PASSAGE GIVEN —
++++++++++

From the work of Richard Stallman and the Free Software Foundation (FSF) during the 1980’s and early 1990’s, there was at the time already an established definition of free software. Inspired by free software definition, and a belief that a social contract helps to build a community and resolve conflicts, Debian’s social contract (DSC) with the free software community was published in 1997. The DSC included the Debian Free Software Guidelines (DFSG), which directly led to the Open Source Definition.

Slackware 3.5" disks
One of my earlier Slackware install disk sets, kept for nostalgic reasons.

I was introduced to GNU/Linux through Slackware in the early 1990’s (oh boy those nights calculating XFree86 modeline’s and debugging sendmail.cf) and primarily used RedHat Linux during ca 1995-2003. I switched to Debian during the Woody release cycles, when the original RedHat Linux was abandoned and Fedora launched. It was Debian’s explicit community processes and infrastructure that attracted me. The slow nature of community processes also kept me using RedHat for so long: centralized and dogmatic decision processes often produce quick and effective outcomes, and in my opinion RedHat Linux was technically better than Debian ca 1995-2003. However the RedHat model was not sustainable, and resulted in the RedHat vs Fedora split. Debian catched up, and reached technical stability once its community processes had been grounded. I started participating in the Debian community around late 2006.

My interpretation of Debian’s social contract is that Debian should be a distribution of works licensed 100% under a free license. The Debian community has always been inclusive towards non-free software, creating the contrib/non-free section and permitting use of the bug tracker to help resolve issues with non-free works. This is all explained in the social contract. There has always been a clear boundary between free and non-free work, and there has been a commitment that the Debian system itself would be 100% free.

The concern that RedHat Linux was not 100% free software was not critical to me at the time: I primarily (and happily) ran GNU tools on Solaris, IRIX, AIX, OS/2, Windows etc. Running GNU tools on RedHat Linux was an improvement, and I hadn’t realized it was possible to get rid of all non-free software on my own primary machine. Debian realized that goal for me. I’ve been a believer in that model ever since. I can use Solaris, macOS, Android etc knowing that I have the option of using a 100% free Debian.

While the inclusive approach towards non-free software invite and deserve criticism (some argue that being inclusive to non-inclusive behavior is a bad idea), I believe that Debian’s approach was a successful survival technique: by being inclusive to – and a compromise between – free and non-free communities, Debian has been able to stay relevant and contribute to both environments. If Debian had not served and contributed to the free community, I believe free software people would have stopped contributing. If Debian had rejected non-free works completely, I don’t think the successful Ubuntu distribution would have been based on Debian.

I wrote the majority of the text above back in September 2022, intending to post it as a way to argue for my proposal to maintain the status quo within Debian. I didn’t post it because I felt I was saying the obvious, and that the obvious do not need to be repeated, and the rest of the post was just me going down memory lane.

++++++++++

RECORD SET —
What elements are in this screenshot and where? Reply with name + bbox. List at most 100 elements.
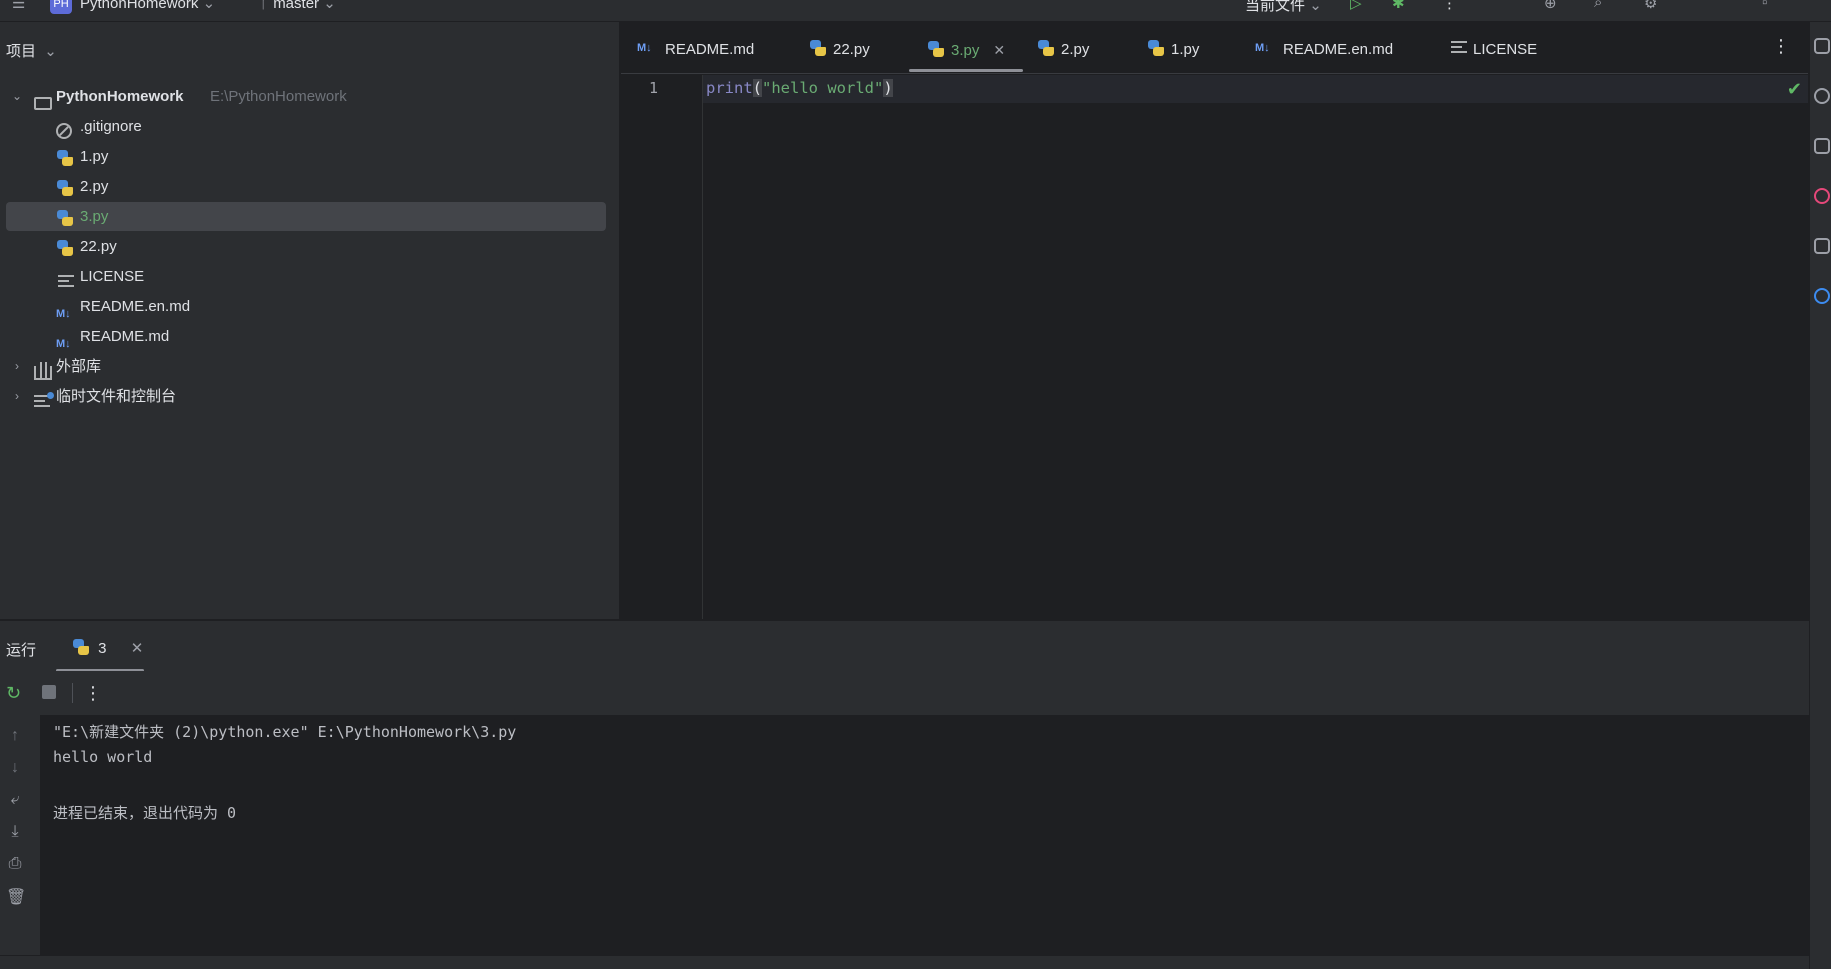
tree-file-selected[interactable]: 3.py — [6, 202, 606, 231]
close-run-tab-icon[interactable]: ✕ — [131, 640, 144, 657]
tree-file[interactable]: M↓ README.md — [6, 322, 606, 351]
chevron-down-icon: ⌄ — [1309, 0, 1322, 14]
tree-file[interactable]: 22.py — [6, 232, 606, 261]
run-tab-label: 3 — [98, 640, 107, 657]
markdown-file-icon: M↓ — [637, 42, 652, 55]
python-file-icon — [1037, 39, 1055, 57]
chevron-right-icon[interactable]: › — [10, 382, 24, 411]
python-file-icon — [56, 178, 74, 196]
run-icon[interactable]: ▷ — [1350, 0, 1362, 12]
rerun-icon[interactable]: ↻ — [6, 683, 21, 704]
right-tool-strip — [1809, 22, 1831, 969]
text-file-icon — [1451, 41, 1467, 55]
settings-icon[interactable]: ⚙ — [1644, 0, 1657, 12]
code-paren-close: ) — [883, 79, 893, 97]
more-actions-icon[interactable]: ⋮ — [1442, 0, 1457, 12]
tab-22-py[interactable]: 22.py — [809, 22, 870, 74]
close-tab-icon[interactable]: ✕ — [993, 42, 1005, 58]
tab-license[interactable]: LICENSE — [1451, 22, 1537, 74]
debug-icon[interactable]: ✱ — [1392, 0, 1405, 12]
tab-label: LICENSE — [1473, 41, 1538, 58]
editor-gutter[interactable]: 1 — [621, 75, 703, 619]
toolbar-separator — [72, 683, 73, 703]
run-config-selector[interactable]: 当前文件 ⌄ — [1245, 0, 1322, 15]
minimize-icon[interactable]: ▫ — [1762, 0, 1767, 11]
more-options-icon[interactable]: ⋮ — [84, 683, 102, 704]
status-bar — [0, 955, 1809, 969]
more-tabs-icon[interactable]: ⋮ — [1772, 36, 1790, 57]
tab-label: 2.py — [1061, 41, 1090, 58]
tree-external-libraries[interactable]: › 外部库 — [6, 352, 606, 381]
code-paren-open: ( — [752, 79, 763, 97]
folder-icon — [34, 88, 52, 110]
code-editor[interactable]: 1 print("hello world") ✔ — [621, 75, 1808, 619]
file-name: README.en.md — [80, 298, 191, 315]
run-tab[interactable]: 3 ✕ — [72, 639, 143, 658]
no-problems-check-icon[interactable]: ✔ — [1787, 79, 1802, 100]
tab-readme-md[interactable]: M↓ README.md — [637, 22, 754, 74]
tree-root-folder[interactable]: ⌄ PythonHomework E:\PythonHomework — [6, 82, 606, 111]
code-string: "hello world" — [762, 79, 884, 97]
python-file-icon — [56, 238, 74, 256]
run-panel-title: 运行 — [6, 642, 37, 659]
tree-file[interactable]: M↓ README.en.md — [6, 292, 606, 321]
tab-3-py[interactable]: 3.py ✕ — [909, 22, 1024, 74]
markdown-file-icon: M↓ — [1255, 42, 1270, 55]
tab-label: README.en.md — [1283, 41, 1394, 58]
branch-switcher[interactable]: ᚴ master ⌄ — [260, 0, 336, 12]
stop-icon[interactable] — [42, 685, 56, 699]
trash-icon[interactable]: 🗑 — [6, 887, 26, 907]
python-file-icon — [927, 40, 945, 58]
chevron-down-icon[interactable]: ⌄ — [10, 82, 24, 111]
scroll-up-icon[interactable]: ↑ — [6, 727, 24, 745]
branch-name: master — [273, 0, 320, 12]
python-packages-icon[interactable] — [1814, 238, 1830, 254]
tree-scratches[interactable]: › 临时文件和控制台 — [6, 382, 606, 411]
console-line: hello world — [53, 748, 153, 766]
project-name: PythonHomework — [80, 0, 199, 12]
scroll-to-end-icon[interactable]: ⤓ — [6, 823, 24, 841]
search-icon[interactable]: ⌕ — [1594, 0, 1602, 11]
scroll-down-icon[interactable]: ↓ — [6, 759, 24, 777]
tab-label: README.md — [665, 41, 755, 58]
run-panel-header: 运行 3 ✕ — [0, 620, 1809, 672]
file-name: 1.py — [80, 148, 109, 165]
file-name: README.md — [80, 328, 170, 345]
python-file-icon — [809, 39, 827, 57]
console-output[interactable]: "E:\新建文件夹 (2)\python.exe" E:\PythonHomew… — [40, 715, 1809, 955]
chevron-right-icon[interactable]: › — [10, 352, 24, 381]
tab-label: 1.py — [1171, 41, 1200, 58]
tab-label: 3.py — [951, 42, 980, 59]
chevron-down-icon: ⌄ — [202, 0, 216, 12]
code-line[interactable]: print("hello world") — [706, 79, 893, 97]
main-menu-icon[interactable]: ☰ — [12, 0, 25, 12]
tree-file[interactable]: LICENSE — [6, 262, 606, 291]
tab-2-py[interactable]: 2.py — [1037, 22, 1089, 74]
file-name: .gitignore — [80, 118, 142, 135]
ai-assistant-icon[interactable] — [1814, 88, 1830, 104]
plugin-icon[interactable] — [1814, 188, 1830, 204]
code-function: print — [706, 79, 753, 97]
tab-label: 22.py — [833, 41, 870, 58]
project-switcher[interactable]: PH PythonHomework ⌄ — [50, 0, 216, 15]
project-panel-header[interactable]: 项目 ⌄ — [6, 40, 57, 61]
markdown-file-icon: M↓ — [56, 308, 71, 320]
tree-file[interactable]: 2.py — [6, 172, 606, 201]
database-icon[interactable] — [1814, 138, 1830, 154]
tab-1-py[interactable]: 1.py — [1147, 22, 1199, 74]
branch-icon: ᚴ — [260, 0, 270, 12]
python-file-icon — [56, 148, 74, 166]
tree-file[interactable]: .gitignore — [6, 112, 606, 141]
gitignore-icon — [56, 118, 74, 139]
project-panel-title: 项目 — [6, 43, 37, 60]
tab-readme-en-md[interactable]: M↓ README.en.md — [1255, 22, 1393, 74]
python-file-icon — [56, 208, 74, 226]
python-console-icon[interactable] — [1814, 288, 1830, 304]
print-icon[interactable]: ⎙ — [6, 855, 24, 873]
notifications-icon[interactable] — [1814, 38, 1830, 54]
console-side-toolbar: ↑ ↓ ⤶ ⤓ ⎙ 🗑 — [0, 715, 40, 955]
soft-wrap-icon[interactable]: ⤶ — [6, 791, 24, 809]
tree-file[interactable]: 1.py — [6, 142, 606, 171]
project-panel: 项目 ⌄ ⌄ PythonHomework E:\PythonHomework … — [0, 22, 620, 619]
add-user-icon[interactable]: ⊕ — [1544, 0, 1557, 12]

++++++++++

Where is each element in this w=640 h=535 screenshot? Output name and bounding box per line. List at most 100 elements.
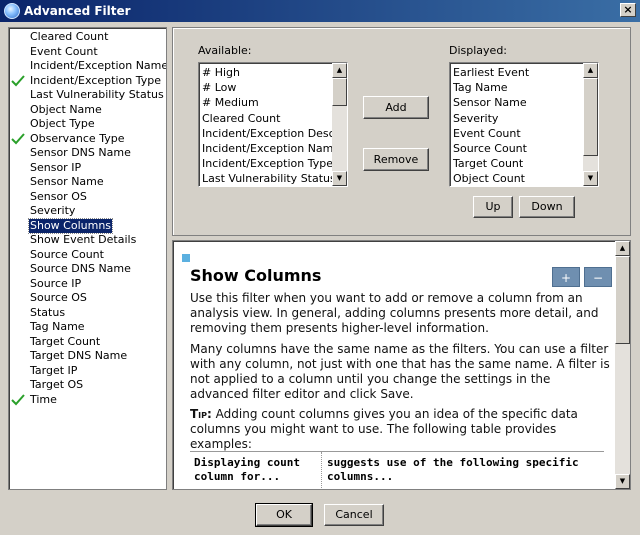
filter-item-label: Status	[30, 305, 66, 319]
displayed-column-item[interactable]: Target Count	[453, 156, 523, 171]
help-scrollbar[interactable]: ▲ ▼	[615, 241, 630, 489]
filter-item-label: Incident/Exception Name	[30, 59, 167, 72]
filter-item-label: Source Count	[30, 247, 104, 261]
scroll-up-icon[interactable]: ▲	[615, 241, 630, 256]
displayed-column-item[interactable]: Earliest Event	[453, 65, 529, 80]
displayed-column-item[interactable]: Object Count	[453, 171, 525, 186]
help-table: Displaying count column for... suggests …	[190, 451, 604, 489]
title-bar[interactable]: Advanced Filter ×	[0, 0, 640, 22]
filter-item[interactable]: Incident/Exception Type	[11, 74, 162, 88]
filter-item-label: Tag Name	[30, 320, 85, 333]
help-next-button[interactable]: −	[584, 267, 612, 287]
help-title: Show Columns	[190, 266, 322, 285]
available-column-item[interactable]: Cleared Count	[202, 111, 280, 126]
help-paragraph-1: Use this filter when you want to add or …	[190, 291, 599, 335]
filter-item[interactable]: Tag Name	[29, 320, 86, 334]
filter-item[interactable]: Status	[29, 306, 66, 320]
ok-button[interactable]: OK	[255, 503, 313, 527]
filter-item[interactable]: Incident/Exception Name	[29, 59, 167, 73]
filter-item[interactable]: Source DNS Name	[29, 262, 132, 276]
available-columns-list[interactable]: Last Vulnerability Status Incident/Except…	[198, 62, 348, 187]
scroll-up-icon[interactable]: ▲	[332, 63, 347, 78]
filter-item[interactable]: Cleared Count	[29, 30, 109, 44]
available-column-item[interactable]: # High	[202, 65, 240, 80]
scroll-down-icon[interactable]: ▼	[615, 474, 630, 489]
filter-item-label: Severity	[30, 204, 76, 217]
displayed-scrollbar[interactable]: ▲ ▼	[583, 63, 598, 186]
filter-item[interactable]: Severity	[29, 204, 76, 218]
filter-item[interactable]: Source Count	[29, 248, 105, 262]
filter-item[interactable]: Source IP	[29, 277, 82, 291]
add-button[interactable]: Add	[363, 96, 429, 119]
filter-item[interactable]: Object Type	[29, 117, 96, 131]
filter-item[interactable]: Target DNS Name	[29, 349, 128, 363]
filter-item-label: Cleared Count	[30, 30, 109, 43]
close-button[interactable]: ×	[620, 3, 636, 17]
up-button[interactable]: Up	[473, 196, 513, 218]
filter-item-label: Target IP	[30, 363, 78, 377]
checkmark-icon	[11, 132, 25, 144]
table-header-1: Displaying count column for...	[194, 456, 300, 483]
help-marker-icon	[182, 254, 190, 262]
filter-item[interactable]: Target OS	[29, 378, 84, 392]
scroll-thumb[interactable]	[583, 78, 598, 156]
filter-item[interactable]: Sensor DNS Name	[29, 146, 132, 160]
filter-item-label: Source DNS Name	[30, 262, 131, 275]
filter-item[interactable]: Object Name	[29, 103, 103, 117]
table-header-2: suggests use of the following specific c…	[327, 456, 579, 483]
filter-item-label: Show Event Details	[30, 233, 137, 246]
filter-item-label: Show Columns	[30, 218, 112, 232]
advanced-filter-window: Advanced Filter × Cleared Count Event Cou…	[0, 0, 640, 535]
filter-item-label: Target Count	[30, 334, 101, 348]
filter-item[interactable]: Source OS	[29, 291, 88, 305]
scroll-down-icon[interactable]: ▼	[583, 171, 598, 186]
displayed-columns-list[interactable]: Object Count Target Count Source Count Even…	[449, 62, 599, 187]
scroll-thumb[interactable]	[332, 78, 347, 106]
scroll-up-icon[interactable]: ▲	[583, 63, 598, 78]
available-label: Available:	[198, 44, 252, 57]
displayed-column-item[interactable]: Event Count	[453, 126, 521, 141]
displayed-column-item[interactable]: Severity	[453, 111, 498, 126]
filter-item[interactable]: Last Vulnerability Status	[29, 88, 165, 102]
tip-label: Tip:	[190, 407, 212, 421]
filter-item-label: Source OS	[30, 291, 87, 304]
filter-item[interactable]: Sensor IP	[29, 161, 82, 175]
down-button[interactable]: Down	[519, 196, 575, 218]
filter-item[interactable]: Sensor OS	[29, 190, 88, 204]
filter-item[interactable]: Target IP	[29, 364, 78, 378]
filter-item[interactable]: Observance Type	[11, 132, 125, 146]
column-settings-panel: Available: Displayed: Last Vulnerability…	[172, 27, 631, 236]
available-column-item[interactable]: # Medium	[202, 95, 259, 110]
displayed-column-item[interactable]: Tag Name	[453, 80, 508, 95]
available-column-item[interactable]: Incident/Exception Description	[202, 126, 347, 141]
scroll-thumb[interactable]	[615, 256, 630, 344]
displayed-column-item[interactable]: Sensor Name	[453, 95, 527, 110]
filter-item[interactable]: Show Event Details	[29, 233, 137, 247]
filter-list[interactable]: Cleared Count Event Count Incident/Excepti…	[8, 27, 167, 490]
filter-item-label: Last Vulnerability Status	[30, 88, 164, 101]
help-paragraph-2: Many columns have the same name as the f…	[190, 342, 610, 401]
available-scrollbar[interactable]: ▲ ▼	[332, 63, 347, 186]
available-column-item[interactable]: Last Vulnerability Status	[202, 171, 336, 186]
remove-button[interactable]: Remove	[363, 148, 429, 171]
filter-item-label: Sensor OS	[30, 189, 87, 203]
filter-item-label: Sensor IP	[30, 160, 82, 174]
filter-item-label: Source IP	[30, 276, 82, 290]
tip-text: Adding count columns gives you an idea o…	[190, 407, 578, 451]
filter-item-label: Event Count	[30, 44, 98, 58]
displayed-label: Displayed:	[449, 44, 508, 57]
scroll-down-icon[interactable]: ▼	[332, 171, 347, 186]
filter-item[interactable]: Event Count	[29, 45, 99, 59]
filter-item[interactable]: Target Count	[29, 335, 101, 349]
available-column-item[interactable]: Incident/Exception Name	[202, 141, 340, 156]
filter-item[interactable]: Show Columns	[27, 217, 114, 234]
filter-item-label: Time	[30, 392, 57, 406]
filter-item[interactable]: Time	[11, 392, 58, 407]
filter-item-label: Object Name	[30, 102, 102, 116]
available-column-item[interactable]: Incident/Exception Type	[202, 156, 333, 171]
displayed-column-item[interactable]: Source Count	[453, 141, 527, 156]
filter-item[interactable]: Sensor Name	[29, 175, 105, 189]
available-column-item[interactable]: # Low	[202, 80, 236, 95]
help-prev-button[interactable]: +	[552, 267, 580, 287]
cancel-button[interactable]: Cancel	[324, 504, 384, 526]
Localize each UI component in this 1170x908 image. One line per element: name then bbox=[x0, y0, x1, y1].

++++++++++

TASKS TO PERFORM —
#1 Reproduce the essay on Debian's social contract from "The concern that" to "100% free Debian.", substituting "GNU utilities" for "GNU tools" throughout.
#2 According to the essay on Debian's social contract, in what year was the social contract published?
#3 Extend the essay on Debian's social contract, picking up immediately after its final sentence.
The items above are not required for this work.

PER-TASK OUTPUTS —
#1
The concern that RedHat Linux was not 100% free software was not critical to me at the time: I primarily (and happily) ran GNU utilities on Solaris, IRIX, AIX, OS/2, Windows etc. Running GNU utilities on RedHat Linux was an improvement, and I hadn’t realized it was possible to get rid of all non-free software on my own primary machine. Debian realized that goal for me. I’ve been a believer in that model ever since. I can use Solaris, macOS, Android etc knowing that I have the option of using a 100% free Debian.

#2 1997

#3
The Debian project has been a sustainable producer of a 100% free OS up until Debian 11 bullseye. In the resolution on non-free firmware the community decided to leave the model that had resulted in a 100% free Debian for so long. The goal of Debian is no longer to publish a 100% free operating system, instead this was added: “The Debian official media may include firmware”. Indeed the Debian 12 bookworm release has confirmed that this would not only be an optional possibility. The Debian community could have published a 100% free Debian, in parallel with the non-free Debian, and still be consistent with their newly adopted policy, but chose not to. The result is that Debian’s policies are not consistent with their actions. It doesn’t make sense to claim that Debian is 100% free when the Debian installer contains non-free software. Actions speaks louder than words, so I’m left reading the policies as well-intended prose that is no longer used for guidance, but for the peace of mind for people living in ivory towers. And to attract funding, I suppose.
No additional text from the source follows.